→ Materials provided:
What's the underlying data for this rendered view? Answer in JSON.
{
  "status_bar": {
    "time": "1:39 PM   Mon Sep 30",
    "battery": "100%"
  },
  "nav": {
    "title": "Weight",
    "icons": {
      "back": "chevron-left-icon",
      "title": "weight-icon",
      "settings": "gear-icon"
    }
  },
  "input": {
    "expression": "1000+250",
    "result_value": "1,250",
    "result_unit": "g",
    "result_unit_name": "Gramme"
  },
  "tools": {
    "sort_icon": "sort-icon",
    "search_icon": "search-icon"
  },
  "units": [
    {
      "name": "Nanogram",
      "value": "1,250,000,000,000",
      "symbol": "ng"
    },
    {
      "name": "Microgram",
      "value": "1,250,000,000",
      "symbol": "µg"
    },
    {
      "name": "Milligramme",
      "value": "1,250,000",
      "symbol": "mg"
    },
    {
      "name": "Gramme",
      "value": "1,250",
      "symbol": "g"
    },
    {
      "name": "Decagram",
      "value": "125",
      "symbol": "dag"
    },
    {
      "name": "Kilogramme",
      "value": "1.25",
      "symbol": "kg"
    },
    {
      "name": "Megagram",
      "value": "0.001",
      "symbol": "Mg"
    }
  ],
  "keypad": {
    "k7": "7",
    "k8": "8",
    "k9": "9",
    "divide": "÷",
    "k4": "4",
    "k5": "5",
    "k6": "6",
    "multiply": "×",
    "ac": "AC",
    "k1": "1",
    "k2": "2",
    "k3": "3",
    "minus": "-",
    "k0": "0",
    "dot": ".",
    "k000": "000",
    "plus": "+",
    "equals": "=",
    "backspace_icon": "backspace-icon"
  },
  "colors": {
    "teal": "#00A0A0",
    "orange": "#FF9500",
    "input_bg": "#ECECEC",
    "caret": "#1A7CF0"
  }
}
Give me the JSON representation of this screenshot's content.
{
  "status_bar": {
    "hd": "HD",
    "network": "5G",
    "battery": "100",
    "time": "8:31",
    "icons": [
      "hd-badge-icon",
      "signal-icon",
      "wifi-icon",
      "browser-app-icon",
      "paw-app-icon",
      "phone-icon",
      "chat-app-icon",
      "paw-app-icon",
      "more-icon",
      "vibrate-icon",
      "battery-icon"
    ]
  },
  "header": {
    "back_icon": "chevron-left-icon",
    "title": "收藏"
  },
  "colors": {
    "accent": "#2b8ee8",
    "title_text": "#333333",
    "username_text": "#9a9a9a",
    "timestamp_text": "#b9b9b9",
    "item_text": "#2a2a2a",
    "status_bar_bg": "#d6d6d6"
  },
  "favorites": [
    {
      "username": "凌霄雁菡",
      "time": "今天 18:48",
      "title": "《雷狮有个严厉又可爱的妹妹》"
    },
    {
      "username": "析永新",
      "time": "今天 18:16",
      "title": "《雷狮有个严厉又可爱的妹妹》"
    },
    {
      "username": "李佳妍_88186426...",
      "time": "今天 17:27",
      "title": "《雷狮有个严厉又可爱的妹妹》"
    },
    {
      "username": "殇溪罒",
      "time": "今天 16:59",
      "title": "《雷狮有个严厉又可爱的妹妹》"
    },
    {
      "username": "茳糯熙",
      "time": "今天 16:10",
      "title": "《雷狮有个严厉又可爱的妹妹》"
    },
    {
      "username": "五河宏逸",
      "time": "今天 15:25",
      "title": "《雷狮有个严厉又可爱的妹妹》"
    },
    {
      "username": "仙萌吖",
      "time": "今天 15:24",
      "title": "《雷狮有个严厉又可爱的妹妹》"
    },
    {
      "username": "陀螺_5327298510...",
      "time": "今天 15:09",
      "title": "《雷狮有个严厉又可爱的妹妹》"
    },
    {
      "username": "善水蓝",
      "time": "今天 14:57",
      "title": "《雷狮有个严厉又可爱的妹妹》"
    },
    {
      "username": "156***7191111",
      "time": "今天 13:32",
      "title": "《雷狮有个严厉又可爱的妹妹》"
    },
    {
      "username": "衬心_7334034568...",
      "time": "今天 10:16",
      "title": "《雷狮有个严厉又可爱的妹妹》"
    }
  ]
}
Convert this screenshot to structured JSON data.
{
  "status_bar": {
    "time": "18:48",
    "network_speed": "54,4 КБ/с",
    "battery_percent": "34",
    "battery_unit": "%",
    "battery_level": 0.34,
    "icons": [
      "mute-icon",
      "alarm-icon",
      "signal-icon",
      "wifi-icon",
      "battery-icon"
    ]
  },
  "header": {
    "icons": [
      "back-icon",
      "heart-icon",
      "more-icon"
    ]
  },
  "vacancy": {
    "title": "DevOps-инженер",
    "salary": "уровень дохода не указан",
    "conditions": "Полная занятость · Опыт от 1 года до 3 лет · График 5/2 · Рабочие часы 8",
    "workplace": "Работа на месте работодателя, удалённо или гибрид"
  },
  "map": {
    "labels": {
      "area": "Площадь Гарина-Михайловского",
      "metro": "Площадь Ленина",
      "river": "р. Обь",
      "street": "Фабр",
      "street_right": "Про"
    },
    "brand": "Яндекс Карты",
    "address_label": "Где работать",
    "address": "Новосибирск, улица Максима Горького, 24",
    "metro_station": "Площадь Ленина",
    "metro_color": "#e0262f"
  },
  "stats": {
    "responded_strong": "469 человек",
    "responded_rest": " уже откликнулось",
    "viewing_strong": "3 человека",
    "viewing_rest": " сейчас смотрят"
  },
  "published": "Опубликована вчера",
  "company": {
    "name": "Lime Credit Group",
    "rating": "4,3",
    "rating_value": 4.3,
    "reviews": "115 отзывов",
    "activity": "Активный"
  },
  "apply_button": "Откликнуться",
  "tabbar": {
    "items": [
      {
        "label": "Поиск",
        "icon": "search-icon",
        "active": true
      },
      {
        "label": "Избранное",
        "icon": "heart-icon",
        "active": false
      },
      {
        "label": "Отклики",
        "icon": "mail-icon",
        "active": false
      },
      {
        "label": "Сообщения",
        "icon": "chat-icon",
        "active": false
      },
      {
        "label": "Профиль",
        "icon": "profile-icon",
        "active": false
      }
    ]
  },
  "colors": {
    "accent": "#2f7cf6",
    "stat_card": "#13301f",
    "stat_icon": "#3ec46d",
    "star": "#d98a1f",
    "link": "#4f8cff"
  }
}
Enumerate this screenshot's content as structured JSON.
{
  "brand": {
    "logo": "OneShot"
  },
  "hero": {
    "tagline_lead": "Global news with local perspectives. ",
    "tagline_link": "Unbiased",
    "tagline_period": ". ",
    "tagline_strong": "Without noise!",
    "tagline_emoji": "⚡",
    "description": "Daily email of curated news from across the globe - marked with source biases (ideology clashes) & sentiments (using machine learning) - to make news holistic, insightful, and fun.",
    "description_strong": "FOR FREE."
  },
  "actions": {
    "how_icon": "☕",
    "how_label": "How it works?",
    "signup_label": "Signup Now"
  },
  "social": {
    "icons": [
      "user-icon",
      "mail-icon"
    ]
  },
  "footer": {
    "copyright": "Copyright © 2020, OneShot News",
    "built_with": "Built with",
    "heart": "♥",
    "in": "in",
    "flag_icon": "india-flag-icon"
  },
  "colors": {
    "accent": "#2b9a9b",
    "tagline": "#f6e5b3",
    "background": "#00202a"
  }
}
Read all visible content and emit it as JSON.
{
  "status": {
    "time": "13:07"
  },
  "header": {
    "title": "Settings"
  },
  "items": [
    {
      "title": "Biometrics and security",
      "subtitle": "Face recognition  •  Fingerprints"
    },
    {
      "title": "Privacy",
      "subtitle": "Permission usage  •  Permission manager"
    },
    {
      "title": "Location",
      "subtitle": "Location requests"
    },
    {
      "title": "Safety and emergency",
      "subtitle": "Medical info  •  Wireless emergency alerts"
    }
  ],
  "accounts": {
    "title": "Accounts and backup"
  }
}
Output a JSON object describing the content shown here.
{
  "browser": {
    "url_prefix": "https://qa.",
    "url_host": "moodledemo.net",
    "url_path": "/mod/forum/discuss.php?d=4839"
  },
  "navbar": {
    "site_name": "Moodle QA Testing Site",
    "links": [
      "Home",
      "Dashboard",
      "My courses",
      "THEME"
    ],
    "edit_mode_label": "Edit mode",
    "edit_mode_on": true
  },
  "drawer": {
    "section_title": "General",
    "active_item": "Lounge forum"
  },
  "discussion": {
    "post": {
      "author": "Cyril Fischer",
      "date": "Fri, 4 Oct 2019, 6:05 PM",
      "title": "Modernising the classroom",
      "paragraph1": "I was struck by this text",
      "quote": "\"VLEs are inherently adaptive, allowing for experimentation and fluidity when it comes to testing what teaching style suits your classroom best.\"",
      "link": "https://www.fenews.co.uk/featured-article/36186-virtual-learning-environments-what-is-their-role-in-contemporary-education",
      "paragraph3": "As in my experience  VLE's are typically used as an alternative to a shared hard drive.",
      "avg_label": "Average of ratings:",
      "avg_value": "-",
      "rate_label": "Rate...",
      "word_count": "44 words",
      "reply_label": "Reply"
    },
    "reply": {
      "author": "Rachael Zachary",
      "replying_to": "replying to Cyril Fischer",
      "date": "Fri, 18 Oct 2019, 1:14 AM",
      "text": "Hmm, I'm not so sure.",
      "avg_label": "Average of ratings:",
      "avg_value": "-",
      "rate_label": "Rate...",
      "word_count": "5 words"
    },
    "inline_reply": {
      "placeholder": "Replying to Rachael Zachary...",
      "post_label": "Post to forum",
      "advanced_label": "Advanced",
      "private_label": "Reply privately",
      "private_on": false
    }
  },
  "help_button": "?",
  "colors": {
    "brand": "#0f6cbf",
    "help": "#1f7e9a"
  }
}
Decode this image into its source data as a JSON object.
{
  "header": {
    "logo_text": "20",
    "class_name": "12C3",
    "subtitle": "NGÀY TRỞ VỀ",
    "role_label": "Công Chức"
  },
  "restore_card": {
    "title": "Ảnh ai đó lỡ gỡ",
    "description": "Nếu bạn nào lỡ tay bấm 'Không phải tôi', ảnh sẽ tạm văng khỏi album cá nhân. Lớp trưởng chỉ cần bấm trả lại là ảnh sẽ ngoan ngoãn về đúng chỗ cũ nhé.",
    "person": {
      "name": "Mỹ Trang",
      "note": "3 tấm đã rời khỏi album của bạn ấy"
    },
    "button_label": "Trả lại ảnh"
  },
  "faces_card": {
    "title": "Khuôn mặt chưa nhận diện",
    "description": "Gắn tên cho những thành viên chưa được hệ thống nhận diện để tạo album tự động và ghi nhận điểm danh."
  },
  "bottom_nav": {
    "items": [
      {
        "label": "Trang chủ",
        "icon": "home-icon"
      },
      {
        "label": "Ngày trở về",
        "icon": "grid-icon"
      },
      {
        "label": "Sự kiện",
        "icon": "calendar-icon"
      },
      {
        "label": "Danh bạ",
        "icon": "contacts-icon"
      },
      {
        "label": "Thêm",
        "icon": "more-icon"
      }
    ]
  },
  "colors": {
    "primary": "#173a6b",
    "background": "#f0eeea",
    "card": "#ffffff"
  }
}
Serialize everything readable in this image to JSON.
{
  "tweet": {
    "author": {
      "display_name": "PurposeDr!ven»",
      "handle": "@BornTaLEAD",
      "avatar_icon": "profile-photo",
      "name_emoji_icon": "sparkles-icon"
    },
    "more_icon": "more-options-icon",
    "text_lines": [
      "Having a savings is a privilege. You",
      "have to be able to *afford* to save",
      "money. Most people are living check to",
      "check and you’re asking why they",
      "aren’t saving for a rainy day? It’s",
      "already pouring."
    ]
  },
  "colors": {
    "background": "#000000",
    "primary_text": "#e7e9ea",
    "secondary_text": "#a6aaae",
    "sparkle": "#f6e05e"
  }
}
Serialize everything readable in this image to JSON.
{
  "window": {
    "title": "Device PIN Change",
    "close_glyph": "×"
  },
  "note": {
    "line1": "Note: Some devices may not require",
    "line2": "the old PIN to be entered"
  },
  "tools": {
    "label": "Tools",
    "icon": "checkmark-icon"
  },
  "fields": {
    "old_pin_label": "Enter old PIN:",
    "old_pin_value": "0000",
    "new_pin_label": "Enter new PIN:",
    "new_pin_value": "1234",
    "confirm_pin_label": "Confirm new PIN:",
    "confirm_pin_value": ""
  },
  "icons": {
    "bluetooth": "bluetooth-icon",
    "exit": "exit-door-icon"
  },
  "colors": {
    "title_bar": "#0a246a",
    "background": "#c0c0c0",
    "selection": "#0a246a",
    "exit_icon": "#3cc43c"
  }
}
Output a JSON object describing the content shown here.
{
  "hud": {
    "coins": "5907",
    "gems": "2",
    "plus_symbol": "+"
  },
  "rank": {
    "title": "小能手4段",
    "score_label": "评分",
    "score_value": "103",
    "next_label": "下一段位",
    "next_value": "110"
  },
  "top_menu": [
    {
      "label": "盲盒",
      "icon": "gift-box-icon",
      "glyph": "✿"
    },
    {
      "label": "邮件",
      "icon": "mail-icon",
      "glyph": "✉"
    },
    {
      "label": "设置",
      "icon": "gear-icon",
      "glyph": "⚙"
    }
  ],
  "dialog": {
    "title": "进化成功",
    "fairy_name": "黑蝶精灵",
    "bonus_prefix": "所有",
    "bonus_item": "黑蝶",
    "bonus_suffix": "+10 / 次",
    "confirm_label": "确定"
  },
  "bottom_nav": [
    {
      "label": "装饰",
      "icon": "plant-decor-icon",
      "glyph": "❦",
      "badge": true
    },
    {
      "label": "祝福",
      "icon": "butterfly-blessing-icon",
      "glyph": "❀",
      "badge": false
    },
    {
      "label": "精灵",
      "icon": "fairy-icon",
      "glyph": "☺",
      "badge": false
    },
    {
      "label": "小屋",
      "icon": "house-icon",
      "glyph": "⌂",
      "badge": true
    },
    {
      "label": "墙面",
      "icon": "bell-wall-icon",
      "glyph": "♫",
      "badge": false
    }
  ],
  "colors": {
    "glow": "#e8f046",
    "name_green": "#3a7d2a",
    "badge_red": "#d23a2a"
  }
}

→ Written problem: Return all lines with the word "data" in them.

→ Written answer:
What's the underlying data for this rendered view? Answer in JSON.
Convert this screenshot to structured JSON data.
Decode this image into its source data as a JSON object.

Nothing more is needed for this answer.